YOUR GOAL:
It is required that all of the data be written out exactly.

DATASET RECORDS:
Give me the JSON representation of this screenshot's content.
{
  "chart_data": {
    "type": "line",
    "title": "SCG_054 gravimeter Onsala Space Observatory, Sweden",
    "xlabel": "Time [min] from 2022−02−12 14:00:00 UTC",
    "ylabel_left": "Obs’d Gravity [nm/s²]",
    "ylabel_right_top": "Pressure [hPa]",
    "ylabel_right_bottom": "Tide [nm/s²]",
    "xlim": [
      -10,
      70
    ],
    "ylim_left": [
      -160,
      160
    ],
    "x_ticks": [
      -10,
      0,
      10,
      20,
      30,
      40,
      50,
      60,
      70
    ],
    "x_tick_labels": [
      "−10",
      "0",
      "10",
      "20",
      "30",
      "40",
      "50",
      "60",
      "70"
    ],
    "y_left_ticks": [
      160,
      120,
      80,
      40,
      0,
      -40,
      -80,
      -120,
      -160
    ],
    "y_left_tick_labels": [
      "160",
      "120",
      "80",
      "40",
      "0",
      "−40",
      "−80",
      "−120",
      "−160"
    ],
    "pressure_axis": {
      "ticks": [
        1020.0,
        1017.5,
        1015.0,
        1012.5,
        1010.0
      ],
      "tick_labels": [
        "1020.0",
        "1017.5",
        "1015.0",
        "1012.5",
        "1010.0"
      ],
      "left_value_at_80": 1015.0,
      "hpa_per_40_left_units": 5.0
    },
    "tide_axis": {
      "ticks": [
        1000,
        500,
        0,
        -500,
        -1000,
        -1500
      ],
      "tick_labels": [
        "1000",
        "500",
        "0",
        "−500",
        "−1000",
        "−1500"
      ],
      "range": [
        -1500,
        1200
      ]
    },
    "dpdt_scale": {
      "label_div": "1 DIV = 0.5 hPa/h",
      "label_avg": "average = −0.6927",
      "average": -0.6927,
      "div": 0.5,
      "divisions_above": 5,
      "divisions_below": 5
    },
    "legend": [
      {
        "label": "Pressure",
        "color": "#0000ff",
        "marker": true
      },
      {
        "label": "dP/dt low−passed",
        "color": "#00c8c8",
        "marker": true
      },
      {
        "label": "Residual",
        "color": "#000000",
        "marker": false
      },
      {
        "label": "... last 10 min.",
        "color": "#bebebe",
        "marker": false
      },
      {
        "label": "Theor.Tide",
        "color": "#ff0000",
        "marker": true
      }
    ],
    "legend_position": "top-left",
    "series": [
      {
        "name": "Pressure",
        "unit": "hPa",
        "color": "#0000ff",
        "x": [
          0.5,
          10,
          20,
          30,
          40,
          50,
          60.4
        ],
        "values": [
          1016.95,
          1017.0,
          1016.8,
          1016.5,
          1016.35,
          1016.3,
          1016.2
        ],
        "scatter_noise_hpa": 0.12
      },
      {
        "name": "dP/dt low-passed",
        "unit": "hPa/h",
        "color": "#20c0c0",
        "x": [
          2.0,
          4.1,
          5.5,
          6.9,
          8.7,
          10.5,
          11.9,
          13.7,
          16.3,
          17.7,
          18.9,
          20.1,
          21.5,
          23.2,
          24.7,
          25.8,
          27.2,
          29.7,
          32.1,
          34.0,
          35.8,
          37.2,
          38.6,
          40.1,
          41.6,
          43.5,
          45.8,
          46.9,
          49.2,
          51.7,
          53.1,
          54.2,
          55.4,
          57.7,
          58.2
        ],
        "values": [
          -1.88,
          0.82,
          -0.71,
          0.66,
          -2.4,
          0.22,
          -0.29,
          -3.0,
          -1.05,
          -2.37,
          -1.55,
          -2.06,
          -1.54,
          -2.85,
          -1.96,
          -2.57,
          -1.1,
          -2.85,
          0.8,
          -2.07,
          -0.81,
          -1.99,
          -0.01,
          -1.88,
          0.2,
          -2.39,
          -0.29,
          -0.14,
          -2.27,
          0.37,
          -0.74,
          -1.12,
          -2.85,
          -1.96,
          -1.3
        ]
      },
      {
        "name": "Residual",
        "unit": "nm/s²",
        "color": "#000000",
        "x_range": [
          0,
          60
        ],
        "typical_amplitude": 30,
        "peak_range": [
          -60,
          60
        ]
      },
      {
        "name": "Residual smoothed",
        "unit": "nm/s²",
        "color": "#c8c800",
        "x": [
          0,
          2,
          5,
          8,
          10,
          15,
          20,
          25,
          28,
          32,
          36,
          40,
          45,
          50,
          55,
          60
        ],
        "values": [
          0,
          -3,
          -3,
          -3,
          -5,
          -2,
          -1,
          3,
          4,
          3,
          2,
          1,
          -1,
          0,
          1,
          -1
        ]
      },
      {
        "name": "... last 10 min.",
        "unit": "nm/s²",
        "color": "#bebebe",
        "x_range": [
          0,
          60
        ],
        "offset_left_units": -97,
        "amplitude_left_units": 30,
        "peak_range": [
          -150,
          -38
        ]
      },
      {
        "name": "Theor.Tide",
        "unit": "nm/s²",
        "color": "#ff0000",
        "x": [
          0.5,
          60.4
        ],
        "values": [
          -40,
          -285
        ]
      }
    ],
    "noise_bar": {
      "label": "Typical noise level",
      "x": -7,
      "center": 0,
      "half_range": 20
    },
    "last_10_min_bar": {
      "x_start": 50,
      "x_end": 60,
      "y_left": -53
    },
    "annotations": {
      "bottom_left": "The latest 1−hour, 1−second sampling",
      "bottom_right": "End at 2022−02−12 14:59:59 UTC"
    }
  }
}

EXERCISE RESULT:
Give me the JSON representation of this screenshot's content.
{
  "chart_data": {
    "type": "line",
    "title": "SCG_054 gravimeter Onsala Space Observatory, Sweden",
    "xlabel": "Time [min] from 2022−02−12 14:00:00 UTC",
    "ylabel_left": "Obs’d Gravity [nm/s²]",
    "ylabel_right_top": "Pressure [hPa]",
    "ylabel_right_bottom": "Tide [nm/s²]",
    "xlim": [
      -10,
      70
    ],
    "ylim_left": [
      -160,
      160
    ],
    "x_ticks": [
      -10,
      0,
      10,
      20,
      30,
      40,
      50,
      60,
      70
    ],
    "x_tick_labels": [
      "−10",
      "0",
      "10",
      "20",
      "30",
      "40",
      "50",
      "60",
      "70"
    ],
    "y_left_ticks": [
      160,
      120,
      80,
      40,
      0,
      -40,
      -80,
      -120,
      -160
    ],
    "y_left_tick_labels": [
      "160",
      "120",
      "80",
      "40",
      "0",
      "−40",
      "−80",
      "−120",
      "−160"
    ],
    "pressure_axis": {
      "ticks": [
        1020.0,
        1017.5,
        1015.0,
        1012.5,
        1010.0
      ],
      "tick_labels": [
        "1020.0",
        "1017.5",
        "1015.0",
        "1012.5",
        "1010.0"
      ],
      "left_value_at_80": 1015.0,
      "hpa_per_40_left_units": 5.0
    },
    "tide_axis": {
      "ticks": [
        1000,
        500,
        0,
        -500,
        -1000,
        -1500
      ],
      "tick_labels": [
        "1000",
        "500",
        "0",
        "−500",
        "−1000",
        "−1500"
      ],
      "range": [
        -1500,
        1200
      ]
    },
    "dpdt_scale": {
      "label_div": "1 DIV = 0.5 hPa/h",
      "label_avg": "average = −0.6927",
      "average": -0.6927,
      "div": 0.5,
      "divisions_above": 5,
      "divisions_below": 5
    },
    "legend": [
      {
        "label": "Pressure",
        "color": "#0000ff",
        "marker": true
      },
      {
        "label": "dP/dt low−passed",
        "color": "#00c8c8",
        "marker": true
      },
      {
        "label": "Residual",
        "color": "#000000",
        "marker": false
      },
      {
        "label": "... last 10 min.",
        "color": "#bebebe",
        "marker": false
      },
      {
        "label": "Theor.Tide",
        "color": "#ff0000",
        "marker": true
      }
    ],
    "legend_position": "top-left",
    "series": [
      {
        "name": "Pressure",
        "unit": "hPa",
        "color": "#0000ff",
        "x": [
          0.5,
          10,
          20,
          30,
          40,
          50,
          60.4
        ],
        "values": [
          1016.95,
          1017.0,
          1016.8,
          1016.5,
          1016.35,
          1016.3,
          1016.2
        ],
        "scatter_noise_hpa": 0.12
      },
      {
        "name": "dP/dt low-passed",
        "unit": "hPa/h",
        "color": "#20c0c0",
        "x": [
          2.0,
          4.1,
          5.5,
          6.9,
          8.7,
          10.5,
          11.9,
          13.7,
          16.3,
          17.7,
          18.9,
          20.1,
          21.5,
          23.2,
          24.7,
          25.8,
          27.2,
          29.7,
          32.1,
          34.0,
          35.8,
          37.2,
          38.6,
          40.1,
          41.6,
          43.5,
          45.8,
          46.9,
          49.2,
          51.7,
          53.1,
          54.2,
          55.4,
          57.7,
          58.2
        ],
        "values": [
          -1.88,
          0.82,
          -0.71,
          0.66,
          -2.4,
          0.22,
          -0.29,
          -3.0,
          -1.05,
          -2.37,
          -1.55,
          -2.06,
          -1.54,
          -2.85,
          -1.96,
          -2.57,
          -1.1,
          -2.85,
          0.8,
          -2.07,
          -0.81,
          -1.99,
          -0.01,
          -1.88,
          0.2,
          -2.39,
          -0.29,
          -0.14,
          -2.27,
          0.37,
          -0.74,
          -1.12,
          -2.85,
          -1.96,
          -1.3
        ]
      },
      {
        "name": "Residual",
        "unit": "nm/s²",
        "color": "#000000",
        "x_range": [
          0,
          60
        ],
        "typical_amplitude": 30,
        "peak_range": [
          -60,
          60
        ]
      },
      {
        "name": "Residual smoothed",
        "unit": "nm/s²",
        "color": "#c8c800",
        "x": [
          0,
          2,
          5,
          8,
          10,
          15,
          20,
          25,
          28,
          32,
          36,
          40,
          45,
          50,
          55,
          60
        ],
        "values": [
          0,
          -3,
          -3,
          -3,
          -5,
          -2,
          -1,
          3,
          4,
          3,
          2,
          1,
          -1,
          0,
          1,
          -1
        ]
      },
      {
        "name": "... last 10 min.",
        "unit": "nm/s²",
        "color": "#bebebe",
        "x_range": [
          0,
          60
        ],
        "offset_left_units": -97,
        "amplitude_left_units": 30,
        "peak_range": [
          -150,
          -38
        ]
      },
      {
        "name": "Theor.Tide",
        "unit": "nm/s²",
        "color": "#ff0000",
        "x": [
          0.5,
          60.4
        ],
        "values": [
          -40,
          -285
        ]
      }
    ],
    "noise_bar": {
      "label": "Typical noise level",
      "x": -7,
      "center": 0,
      "half_range": 20
    },
    "last_10_min_bar": {
      "x_start": 50,
      "x_end": 60,
      "y_left": -53
    },
    "annotations": {
      "bottom_left": "The latest 1−hour, 1−second sampling",
      "bottom_right": "End at 2022−02−12 14:59:59 UTC"
    }
  }
}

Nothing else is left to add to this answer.